In [None]:
import os
import numpy as np
import cv2
from albumentations import (
    HorizontalFlip, VerticalFlip, RandomRotate90, RandomBrightnessContrast,
    ElasticTransform, GridDistortion, ShiftScaleRotate
)
from albumentations.core.composition import Compose
from sklearn.model_selection import train_test_split
from tqdm import tqdm
import shutil

def augment_dataset(image_dir, mask_dir, save_dir, max_augmentations=2646):
    """Augmenter le dataset jusqu'à un maximum d'images spécifié."""
    # Liste des transformations
    transforms = Compose([
        HorizontalFlip(p=0.5),
        VerticalFlip(p=0.5),
        RandomRotate90(p=0.5),
        RandomBrightnessContrast(p=0.5),
        ElasticTransform(p=0.5, alpha=120, sigma=120 * 0.05, approximate=True),
        GridDistortion(p=0.5),
        ShiftScaleRotate(shift_limit=0.1, scale_limit=0.1, rotate_limit=15, p=0.5)
    ])

    # Charger les chemins d’images et de masques
    image_paths = sorted([os.path.join(image_dir, img) for img in os.listdir(image_dir)])
    mask_paths = sorted([os.path.join(mask_dir, mask) for mask in os.listdir(mask_dir)])

    # Créer des dossiers pour sauvegarder les augmentations
    os.makedirs(os.path.join(save_dir, "images"), exist_ok=True)
    os.makedirs(os.path.join(save_dir, "masks"), exist_ok=True)

    # Compteur total
    total_augmentations = 0

    # Boucler sur chaque image et son masque
    for img_path, mask_path in tqdm(zip(image_paths, mask_paths), total=len(image_paths)):
        image = cv2.imread(img_path)
        mask = cv2.imread(mask_path, cv2.IMREAD_GRAYSCALE)

        # Ajouter des augmentations tant que le total n’est pas atteint
        while total_augmentations < max_augmentations:
            augmented = transforms(image=image, mask=mask)
            aug_image = augmented["image"]
            aug_mask = augmented["mask"]

            # Sauvegarder les augmentations
            img_name = f"aug_{total_augmentations}.png"
            mask_name = f"aug_{total_augmentations}.png"
            cv2.imwrite(os.path.join(save_dir, "images", img_name), aug_image)
            cv2.imwrite(os.path.join(save_dir, "masks", mask_name), aug_mask)

            total_augmentations += 1

            # Arrêter si on atteint le maximum
            if total_augmentations >= max_augmentations:
                break

    print(f"Augmentation terminée. Total des images : {total_augmentations}")

## Consigne
Modifiez le passage du script compris entre "mask = cv2.imread(mask_path, cv2.IMREAD_GRAYSCALE)" et "augmented = transforms(image=image, mask=mask)", bornes incluses, en remplaçant "max_augmentations" par "nb_max", puis donnez le passage obtenu. Les entrées qui suivent ne sont d'aucune utilité pour l'exercice.

## Données fournies
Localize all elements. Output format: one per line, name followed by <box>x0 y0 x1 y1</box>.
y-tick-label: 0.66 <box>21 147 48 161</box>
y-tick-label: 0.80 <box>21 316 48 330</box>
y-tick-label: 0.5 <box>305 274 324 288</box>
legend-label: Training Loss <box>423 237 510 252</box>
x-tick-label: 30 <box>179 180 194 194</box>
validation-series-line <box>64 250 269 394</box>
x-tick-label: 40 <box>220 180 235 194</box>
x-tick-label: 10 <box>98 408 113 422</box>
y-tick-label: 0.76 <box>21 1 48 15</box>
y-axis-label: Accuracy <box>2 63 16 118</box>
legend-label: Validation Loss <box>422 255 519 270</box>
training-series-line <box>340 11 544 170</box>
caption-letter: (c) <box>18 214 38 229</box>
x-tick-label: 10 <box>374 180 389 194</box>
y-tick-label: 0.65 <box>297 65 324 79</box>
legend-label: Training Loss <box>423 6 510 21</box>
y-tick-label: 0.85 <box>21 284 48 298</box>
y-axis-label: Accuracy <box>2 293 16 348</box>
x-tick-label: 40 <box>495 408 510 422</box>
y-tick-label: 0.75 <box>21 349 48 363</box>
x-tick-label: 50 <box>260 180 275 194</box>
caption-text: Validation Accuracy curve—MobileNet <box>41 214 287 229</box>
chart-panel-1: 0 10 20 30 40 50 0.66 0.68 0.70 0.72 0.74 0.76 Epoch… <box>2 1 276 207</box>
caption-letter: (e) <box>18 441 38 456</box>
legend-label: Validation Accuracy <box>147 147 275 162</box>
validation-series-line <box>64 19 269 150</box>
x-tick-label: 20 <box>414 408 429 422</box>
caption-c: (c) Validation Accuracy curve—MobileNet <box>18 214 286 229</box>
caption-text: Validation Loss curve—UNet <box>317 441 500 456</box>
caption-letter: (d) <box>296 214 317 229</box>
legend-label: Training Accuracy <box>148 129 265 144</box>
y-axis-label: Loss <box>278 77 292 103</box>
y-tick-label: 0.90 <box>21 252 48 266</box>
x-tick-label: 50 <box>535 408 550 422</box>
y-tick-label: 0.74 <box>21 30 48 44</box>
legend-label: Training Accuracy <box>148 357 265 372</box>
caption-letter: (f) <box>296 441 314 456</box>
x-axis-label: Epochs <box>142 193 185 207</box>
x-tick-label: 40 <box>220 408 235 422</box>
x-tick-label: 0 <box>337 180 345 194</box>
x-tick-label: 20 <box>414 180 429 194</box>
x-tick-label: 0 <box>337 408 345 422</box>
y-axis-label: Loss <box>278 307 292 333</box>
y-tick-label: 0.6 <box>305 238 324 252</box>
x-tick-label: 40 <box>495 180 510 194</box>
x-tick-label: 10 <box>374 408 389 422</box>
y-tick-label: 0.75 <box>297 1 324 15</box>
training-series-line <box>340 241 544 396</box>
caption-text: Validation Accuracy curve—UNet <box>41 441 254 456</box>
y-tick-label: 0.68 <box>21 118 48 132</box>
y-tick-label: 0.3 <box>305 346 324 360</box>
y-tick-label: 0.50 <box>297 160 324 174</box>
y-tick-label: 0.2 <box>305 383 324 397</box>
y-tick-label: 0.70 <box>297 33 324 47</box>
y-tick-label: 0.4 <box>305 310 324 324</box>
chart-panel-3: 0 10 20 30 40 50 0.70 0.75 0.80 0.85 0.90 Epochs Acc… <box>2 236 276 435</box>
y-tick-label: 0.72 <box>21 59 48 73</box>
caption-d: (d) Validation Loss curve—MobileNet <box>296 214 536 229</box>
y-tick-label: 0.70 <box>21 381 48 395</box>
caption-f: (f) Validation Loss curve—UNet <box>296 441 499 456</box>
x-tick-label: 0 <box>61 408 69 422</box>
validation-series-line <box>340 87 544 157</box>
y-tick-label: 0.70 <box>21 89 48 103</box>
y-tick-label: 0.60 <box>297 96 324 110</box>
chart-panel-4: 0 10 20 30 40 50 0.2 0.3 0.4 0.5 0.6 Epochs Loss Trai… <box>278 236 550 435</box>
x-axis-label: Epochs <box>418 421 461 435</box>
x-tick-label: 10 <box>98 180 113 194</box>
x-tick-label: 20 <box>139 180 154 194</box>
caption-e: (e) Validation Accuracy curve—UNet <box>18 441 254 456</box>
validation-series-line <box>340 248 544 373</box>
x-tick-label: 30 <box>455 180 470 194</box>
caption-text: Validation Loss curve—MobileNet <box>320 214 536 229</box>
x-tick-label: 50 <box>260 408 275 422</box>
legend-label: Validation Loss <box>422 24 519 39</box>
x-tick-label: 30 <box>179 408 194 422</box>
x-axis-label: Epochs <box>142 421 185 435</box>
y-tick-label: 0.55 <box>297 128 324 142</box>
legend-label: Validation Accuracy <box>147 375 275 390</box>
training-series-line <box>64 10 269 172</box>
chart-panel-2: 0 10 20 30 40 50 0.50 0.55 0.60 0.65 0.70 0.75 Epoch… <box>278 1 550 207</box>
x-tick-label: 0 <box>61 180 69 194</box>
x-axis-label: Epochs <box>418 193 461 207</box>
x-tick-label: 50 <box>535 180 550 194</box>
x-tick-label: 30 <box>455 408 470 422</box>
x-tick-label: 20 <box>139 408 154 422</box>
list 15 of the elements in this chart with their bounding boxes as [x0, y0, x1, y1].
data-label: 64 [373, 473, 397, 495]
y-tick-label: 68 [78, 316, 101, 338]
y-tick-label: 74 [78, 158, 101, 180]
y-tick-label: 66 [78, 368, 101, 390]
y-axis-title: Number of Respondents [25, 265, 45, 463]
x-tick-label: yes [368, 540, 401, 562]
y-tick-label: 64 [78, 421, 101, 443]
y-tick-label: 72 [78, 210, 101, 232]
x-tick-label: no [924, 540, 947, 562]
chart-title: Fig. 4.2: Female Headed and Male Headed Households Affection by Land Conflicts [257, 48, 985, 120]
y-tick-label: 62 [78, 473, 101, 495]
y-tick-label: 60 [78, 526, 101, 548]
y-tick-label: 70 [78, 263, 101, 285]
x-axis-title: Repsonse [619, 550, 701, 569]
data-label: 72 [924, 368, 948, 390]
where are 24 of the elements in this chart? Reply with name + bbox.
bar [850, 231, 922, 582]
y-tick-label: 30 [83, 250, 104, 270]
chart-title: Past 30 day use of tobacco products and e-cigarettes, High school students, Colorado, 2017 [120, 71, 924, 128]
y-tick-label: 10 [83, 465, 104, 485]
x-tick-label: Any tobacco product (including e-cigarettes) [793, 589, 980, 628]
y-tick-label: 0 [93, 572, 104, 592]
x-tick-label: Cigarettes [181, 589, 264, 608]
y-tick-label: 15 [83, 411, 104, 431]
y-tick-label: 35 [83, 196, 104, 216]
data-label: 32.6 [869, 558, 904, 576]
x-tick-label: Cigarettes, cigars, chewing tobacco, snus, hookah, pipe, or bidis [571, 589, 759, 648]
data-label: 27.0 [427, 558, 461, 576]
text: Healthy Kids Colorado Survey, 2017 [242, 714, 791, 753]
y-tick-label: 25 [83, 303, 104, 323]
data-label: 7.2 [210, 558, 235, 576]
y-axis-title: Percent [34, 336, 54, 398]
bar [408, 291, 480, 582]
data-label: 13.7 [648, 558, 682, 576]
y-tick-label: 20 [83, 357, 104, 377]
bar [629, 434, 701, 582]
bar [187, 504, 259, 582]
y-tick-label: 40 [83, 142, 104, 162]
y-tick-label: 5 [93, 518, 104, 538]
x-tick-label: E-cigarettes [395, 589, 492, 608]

## Réponse attendue
mask = cv2.imread(mask_path, cv2.IMREAD_GRAYSCALE)

        # Ajouter des augmentations tant que le total n’est pas atteint
        while total_augmentations < nb_max:
            augmented = transforms(image=image, mask=mask)